■ **OBJECTIVE**
Print exactly the lines from the line with "Extract the structured" to the last line of the data, please, both included.

::: DATA EXTRACT :::

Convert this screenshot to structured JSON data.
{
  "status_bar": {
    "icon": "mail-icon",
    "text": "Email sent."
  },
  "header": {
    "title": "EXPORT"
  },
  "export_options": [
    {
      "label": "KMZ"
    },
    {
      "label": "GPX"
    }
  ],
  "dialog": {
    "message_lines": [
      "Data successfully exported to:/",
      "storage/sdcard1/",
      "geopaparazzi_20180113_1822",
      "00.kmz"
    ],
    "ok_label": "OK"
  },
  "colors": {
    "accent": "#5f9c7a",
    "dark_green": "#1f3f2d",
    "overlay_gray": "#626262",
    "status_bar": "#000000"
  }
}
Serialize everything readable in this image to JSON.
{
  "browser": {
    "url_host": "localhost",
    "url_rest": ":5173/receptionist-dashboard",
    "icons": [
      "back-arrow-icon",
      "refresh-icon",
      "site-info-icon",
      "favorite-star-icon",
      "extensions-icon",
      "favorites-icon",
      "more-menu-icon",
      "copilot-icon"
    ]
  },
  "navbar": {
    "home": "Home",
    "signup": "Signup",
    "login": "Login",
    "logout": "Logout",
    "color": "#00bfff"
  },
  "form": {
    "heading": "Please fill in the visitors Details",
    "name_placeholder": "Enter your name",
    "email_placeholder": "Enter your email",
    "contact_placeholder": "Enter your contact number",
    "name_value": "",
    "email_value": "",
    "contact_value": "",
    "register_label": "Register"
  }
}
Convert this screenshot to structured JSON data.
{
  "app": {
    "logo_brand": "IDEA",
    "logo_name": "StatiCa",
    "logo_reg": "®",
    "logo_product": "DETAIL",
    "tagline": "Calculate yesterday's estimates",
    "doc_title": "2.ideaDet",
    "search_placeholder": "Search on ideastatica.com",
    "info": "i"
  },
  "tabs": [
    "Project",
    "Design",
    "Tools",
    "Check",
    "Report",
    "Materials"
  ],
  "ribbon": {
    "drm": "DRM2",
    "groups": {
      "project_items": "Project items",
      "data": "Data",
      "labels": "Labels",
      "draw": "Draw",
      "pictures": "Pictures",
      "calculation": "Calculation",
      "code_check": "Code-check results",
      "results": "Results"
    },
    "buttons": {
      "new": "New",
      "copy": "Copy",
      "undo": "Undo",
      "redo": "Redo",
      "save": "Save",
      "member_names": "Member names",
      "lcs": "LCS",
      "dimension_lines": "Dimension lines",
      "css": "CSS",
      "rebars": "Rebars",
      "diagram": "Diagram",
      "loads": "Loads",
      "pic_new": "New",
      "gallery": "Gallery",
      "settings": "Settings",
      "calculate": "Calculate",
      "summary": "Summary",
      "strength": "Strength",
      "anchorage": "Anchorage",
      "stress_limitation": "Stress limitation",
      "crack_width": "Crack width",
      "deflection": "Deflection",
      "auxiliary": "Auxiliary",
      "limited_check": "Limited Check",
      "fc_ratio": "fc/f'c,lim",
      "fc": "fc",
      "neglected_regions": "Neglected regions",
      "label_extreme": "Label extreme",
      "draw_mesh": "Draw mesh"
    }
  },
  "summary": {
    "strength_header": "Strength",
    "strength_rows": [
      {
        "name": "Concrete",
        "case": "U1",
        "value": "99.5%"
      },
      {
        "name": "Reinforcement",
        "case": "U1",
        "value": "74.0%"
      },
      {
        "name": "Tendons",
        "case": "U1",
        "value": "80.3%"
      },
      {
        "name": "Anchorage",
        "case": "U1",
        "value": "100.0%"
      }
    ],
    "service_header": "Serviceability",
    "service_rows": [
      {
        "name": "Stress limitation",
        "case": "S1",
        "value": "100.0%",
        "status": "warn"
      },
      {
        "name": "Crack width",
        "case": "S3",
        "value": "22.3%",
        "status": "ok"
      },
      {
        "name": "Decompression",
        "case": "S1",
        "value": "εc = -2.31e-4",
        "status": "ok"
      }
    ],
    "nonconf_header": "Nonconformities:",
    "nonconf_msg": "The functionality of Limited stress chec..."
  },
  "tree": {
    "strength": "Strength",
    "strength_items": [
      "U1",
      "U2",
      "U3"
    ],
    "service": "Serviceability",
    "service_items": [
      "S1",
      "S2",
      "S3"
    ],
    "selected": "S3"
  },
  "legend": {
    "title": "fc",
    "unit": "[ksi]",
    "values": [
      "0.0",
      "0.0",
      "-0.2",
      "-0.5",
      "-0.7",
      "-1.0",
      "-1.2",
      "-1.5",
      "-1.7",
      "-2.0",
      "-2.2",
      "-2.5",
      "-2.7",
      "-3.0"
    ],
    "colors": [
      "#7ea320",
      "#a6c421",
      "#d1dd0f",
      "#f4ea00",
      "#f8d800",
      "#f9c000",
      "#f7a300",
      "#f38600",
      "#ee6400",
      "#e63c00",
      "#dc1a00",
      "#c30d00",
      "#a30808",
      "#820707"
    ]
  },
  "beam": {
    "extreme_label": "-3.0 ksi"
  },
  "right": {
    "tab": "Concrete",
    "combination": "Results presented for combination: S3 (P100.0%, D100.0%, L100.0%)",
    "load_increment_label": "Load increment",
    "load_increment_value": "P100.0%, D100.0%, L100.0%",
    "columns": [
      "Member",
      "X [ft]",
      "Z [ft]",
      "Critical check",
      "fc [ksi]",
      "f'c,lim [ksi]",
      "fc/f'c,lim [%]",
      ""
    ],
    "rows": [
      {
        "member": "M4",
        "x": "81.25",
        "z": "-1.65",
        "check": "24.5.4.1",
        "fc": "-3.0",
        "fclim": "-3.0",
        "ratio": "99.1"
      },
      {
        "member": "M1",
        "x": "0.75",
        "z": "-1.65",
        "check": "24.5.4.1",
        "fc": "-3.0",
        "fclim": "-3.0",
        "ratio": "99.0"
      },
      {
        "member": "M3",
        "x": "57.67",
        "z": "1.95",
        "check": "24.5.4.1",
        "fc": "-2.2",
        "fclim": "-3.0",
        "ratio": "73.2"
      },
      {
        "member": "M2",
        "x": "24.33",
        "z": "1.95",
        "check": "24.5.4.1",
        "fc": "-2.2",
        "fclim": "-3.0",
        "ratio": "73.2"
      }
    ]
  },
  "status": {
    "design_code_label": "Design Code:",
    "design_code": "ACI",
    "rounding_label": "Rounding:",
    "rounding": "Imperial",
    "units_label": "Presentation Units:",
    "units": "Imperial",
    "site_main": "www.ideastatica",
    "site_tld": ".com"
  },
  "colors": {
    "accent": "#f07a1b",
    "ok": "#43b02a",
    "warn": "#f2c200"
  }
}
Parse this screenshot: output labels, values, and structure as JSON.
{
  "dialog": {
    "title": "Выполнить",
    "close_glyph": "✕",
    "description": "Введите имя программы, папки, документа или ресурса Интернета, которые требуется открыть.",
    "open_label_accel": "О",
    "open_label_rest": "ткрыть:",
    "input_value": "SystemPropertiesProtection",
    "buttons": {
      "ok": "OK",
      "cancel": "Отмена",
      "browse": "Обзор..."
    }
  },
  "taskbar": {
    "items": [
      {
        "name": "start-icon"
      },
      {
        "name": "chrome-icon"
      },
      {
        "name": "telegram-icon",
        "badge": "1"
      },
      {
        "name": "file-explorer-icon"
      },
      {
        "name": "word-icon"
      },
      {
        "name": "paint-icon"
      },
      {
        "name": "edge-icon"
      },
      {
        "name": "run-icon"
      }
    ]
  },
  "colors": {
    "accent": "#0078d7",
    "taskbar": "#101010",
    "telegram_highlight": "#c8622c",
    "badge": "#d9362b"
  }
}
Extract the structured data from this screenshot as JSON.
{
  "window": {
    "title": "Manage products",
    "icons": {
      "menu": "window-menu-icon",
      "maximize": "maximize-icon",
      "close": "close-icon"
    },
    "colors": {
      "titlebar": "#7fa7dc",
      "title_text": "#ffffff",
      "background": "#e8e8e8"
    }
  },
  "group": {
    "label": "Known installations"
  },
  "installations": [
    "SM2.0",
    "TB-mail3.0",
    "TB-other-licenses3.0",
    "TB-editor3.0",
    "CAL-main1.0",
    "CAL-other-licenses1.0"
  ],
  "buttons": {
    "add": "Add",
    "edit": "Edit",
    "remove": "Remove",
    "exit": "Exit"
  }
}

:::

■ **RESPONSE BELOW**
Extract the structured data from this screenshot as JSON.
{
  "window": {
    "title": "Manage products",
    "icons": {
      "menu": "window-menu-icon",
      "maximize": "maximize-icon",
      "close": "close-icon"
    },
    "colors": {
      "titlebar": "#7fa7dc",
      "title_text": "#ffffff",
      "background": "#e8e8e8"
    }
  },
  "group": {
    "label": "Known installations"
  },
  "installations": [
    "SM2.0",
    "TB-mail3.0",
    "TB-other-licenses3.0",
    "TB-editor3.0",
    "CAL-main1.0",
    "CAL-other-licenses1.0"
  ],
  "buttons": {
    "add": "Add",
    "edit": "Edit",
    "remove": "Remove",
    "exit": "Exit"
  }
}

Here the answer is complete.